(begin)

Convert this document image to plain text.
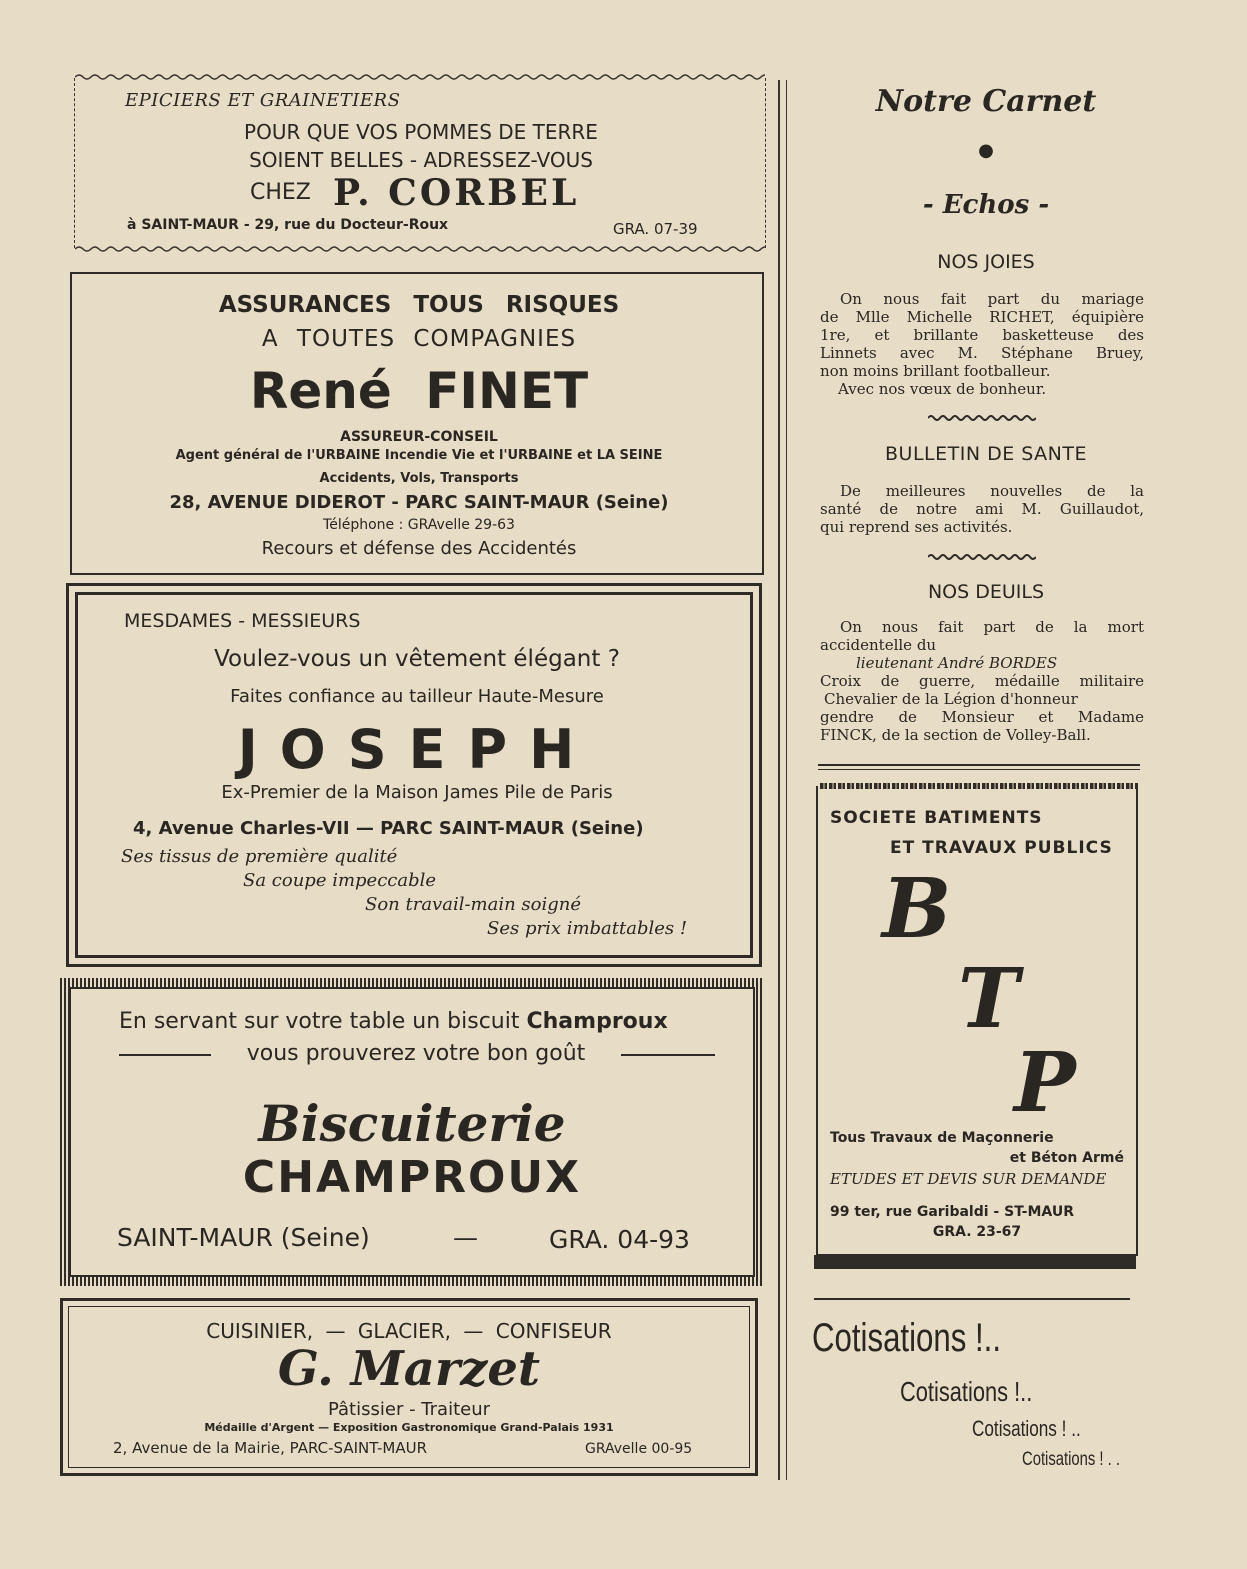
EPICIERS ET GRAINETIERS
POUR QUE VOS POMMES DE TERRE
SOIENT BELLES - ADRESSEZ-VOUS
CHEZ P. CORBEL
à SAINT-MAUR - 29, rue du Docteur-Roux	GRA. 07-39
ASSURANCES TOUS RISQUES
A TOUTES COMPAGNIES
René FINET
ASSUREUR-CONSEIL
Agent général de l'URBAINE Incendie Vie et l'URBAINE et LA SEINE
Accidents, Vols, Transports
28, AVENUE DIDEROT - PARC SAINT-MAUR (Seine)
Téléphone : GRAvelle 29-63
Recours et défense des Accidentés
MESDAMES - MESSIEURS
Voulez-vous un vêtement élégant ?
Faites confiance au tailleur Haute-Mesure
JOSEPH
Ex-Premier de la Maison James Pile de Paris
4, Avenue Charles-VII — PARC SAINT-MAUR (Seine)
Ses tissus de première qualité
Sa coupe impeccable
Son travail-main soigné
Ses prix imbattables !
En servant sur votre table un biscuit Champroux
vous prouverez votre bon goût
Biscuiterie
CHAMPROUX
SAINT-MAUR (Seine)	—	GRA. 04-93
CUISINIER, — GLACIER, — CONFISEUR
G. Marzet
Pâtissier - Traiteur
Médaille d'Argent — Exposition Gastronomique Grand-Palais 1931
2, Avenue de la Mairie, PARC-SAINT-MAUR	GRAvelle 00-95
Notre Carnet
●
- Echos -
NOS JOIES
On nous fait part du mariage
de Mlle Michelle RICHET, équipière
1re, et brillante basketteuse des
Linnets avec M. Stéphane Bruey,
non moins brillant footballeur.
Avec nos vœux de bonheur.
BULLETIN DE SANTE
De meilleures nouvelles de la
santé de notre ami M. Guillaudot,
qui reprend ses activités.
NOS DEUILS
On nous fait part de la mort
accidentelle du
lieutenant André BORDES
Croix de guerre, médaille militaire
Chevalier de la Légion d'honneur
gendre de Monsieur et Madame
FINCK, de la section de Volley-Ball.
SOCIETE BATIMENTS
ET TRAVAUX PUBLICS
B
T
P
Tous Travaux de Maçonnerie
et Béton Armé
ETUDES ET DEVIS SUR DEMANDE
99 ter, rue Garibaldi - ST-MAUR
GRA. 23-67
Cotisations !..
Cotisations !..
Cotisations ! ..
Cotisations ! . .
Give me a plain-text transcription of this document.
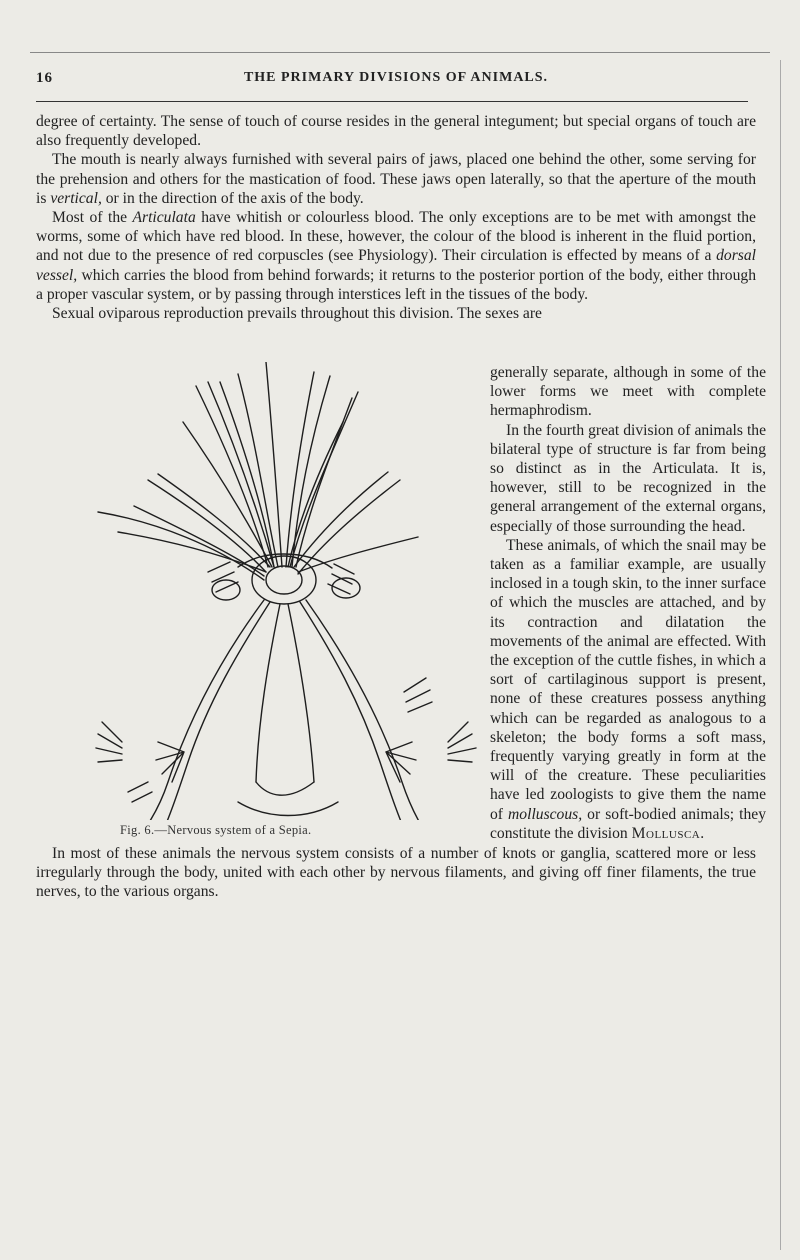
16	THE PRIMARY DIVISIONS OF ANIMALS.

degree of certainty. The sense of touch of course resides in the general integument; but special organs of touch are also frequently developed.

The mouth is nearly always furnished with several pairs of jaws, placed one behind the other, some serving for the prehension and others for the mastication of food. These jaws open laterally, so that the aperture of the mouth is vertical, or in the direction of the axis of the body.

Most of the Articulata have whitish or colourless blood. The only exceptions are to be met with amongst the worms, some of which have red blood. In these, however, the colour of the blood is inherent in the fluid portion, and not due to the presence of red corpuscles (see Physiology). Their circulation is effected by means of a dorsal vessel, which carries the blood from behind forwards; it returns to the posterior portion of the body, either through a proper vascular system, or by passing through interstices left in the tissues of the body.

Sexual oviparous reproduction prevails throughout this division. The sexes are

generally separate, although in some of the lower forms we meet with complete hermaphrodism.

In the fourth great division of animals the bilateral type of structure is far from being so distinct as in the Articulata. It is, however, still to be recognized in the general arrangement of the external organs, especially of those surrounding the head.

These animals, of which the snail may be taken as a familiar example, are usually inclosed in a tough skin, to the inner surface of which the muscles are attached, and by its contraction and dilatation the movements of the animal are effected. With the exception of the cuttle fishes, in which a sort of cartilaginous support is present, none of these creatures possess anything which can be regarded as analogous to a skeleton; the body forms a soft mass, frequently varying greatly in form at the will of the creature. These peculiarities have led zoologists to give them the name of molluscous, or soft-bodied animals; they constitute the division Mollusca.

Fig. 6.—Nervous system of a Sepia.

In most of these animals the nervous system consists of a number of knots or ganglia, scattered more or less irregularly through the body, united with each other by nervous filaments, and giving off finer filaments, the true nerves, to the various organs.
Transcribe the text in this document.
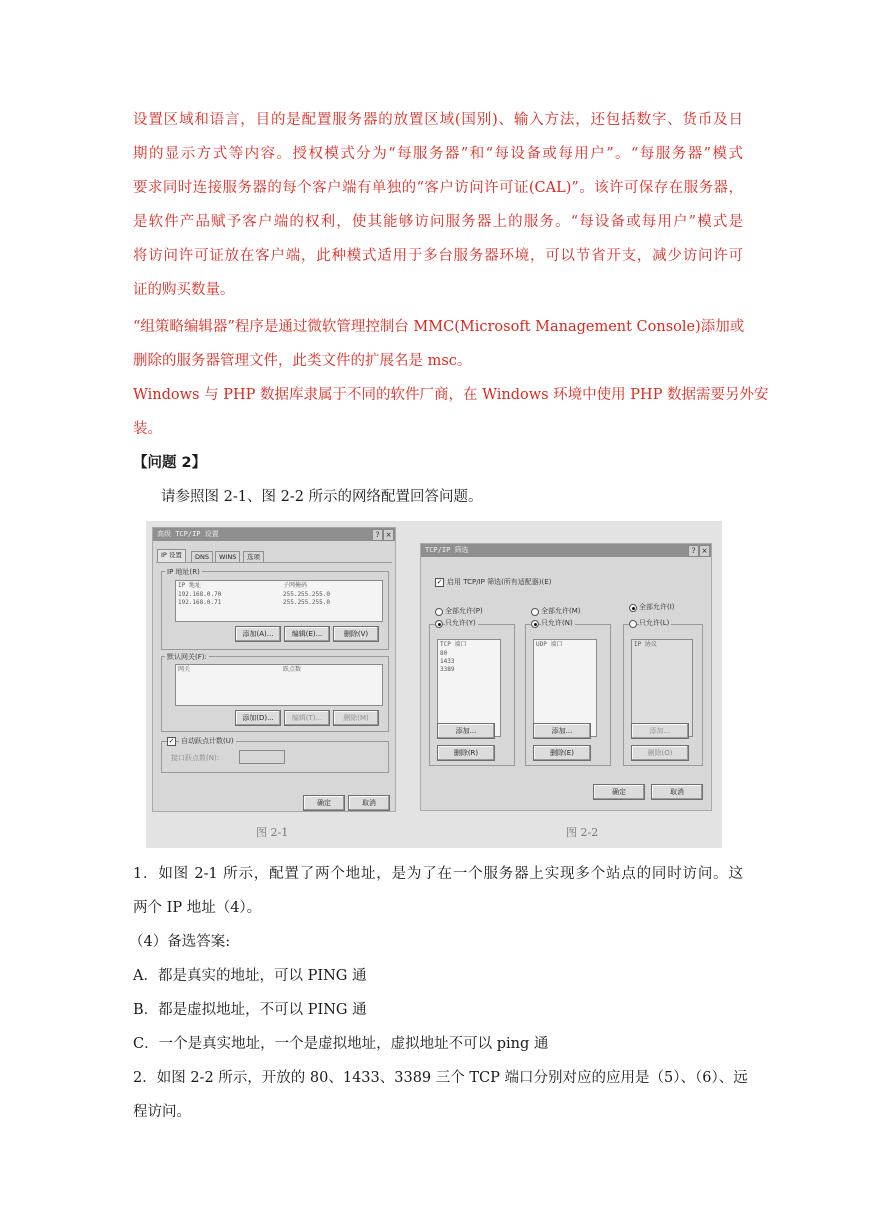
设置区域和语言，目的是配置服务器的放置区域(国别)、输入方法，还包括数字、货币及日
期的显示方式等内容。授权模式分为“每服务器”和“每设备或每用户”。“每服务器”模式
要求同时连接服务器的每个客户端有单独的“客户访问许可证(CAL)”。该许可保存在服务器，
是软件产品赋予客户端的权利，使其能够访问服务器上的服务。“每设备或每用户”模式是
将访问许可证放在客户端，此种模式适用于多台服务器环境，可以节省开支，减少访问许可
证的购买数量。
“组策略编辑器”程序是通过微软管理控制台 MMC(Microsoft Management Console)添加或
删除的服务器管理文件，此类文件的扩展名是 msc。
Windows 与 PHP 数据库隶属于不同的软件厂商，在 Windows 环境中使用 PHP 数据需要另外安
装。
【问题 2】
请参照图 2-1、图 2-2 所示的网络配置回答问题。
高级 TCP/IP 设置	? ×
IP 设置	DNS	WINS	选项
IP 地址(R)
IP 地址	子网掩码
192.168.0.70	255.255.255.0
192.168.0.71	255.255.255.0
添加(A)...	编辑(E)...	删除(V)
默认网关(F):
网关	跃点数
添加(D)...	编辑(T)...	删除(M)
✓ 自动跃点计数(U)
接口跃点数(N):
确定	取消
TCP/IP 筛选	? ×
✓ 启用 TCP/IP 筛选(所有适配器)(E)
全部允许(P)
只允许(Y)
TCP 端口
80
1433
3389
添加...
删除(R)
全部允许(M)
只允许(N)
UDP 端口
添加...
删除(E)
全部允许(I)
只允许(L)
IP 协议
添加...
删除(O)
确定	取消
图 2-1	图 2-2
1．如图 2-1 所示，配置了两个地址，是为了在一个服务器上实现多个站点的同时访问。这
两个 IP 地址（4）。
（4）备选答案:
A．都是真实的地址，可以 PING 通
B．都是虚拟地址，不可以 PING 通
C．一个是真实地址，一个是虚拟地址，虚拟地址不可以 ping 通
2．如图 2-2 所示，开放的 80、1433、3389 三个 TCP 端口分别对应的应用是（5）、（6）、远
程访问。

(end)

Will you repeat the material above, but only from the line containing "Transcribe the text in this document." through its last line, exactly and without the pictures?

▸ Exercise result:
Transcribe the text in this document.
设置区域和语言，目的是配置服务器的放置区域(国别)、输入方法，还包括数字、货币及日
期的显示方式等内容。授权模式分为“每服务器”和“每设备或每用户”。“每服务器”模式
要求同时连接服务器的每个客户端有单独的“客户访问许可证(CAL)”。该许可保存在服务器，
是软件产品赋予客户端的权利，使其能够访问服务器上的服务。“每设备或每用户”模式是
将访问许可证放在客户端，此种模式适用于多台服务器环境，可以节省开支，减少访问许可
证的购买数量。
“组策略编辑器”程序是通过微软管理控制台 MMC(Microsoft Management Console)添加或
删除的服务器管理文件，此类文件的扩展名是 msc。
Windows 与 PHP 数据库隶属于不同的软件厂商，在 Windows 环境中使用 PHP 数据需要另外安
装。
【问题 2】
请参照图 2-1、图 2-2 所示的网络配置回答问题。
高级 TCP/IP 设置	? ×
IP 设置	DNS	WINS	选项
IP 地址(R)
IP 地址	子网掩码
192.168.0.70	255.255.255.0
192.168.0.71	255.255.255.0
添加(A)...	编辑(E)...	删除(V)
默认网关(F):
网关	跃点数
添加(D)...	编辑(T)...	删除(M)
✓ 自动跃点计数(U)
接口跃点数(N):
确定	取消
TCP/IP 筛选	? ×
✓ 启用 TCP/IP 筛选(所有适配器)(E)
全部允许(P)
只允许(Y)
TCP 端口
80
1433
3389
添加...
删除(R)
全部允许(M)
只允许(N)
UDP 端口
添加...
删除(E)
全部允许(I)
只允许(L)
IP 协议
添加...
删除(O)
确定	取消
图 2-1	图 2-2
1．如图 2-1 所示，配置了两个地址，是为了在一个服务器上实现多个站点的同时访问。这
两个 IP 地址（4）。
（4）备选答案:
A．都是真实的地址，可以 PING 通
B．都是虚拟地址，不可以 PING 通
C．一个是真实地址，一个是虚拟地址，虚拟地址不可以 ping 通
2．如图 2-2 所示，开放的 80、1433、3389 三个 TCP 端口分别对应的应用是（5）、（6）、远
程访问。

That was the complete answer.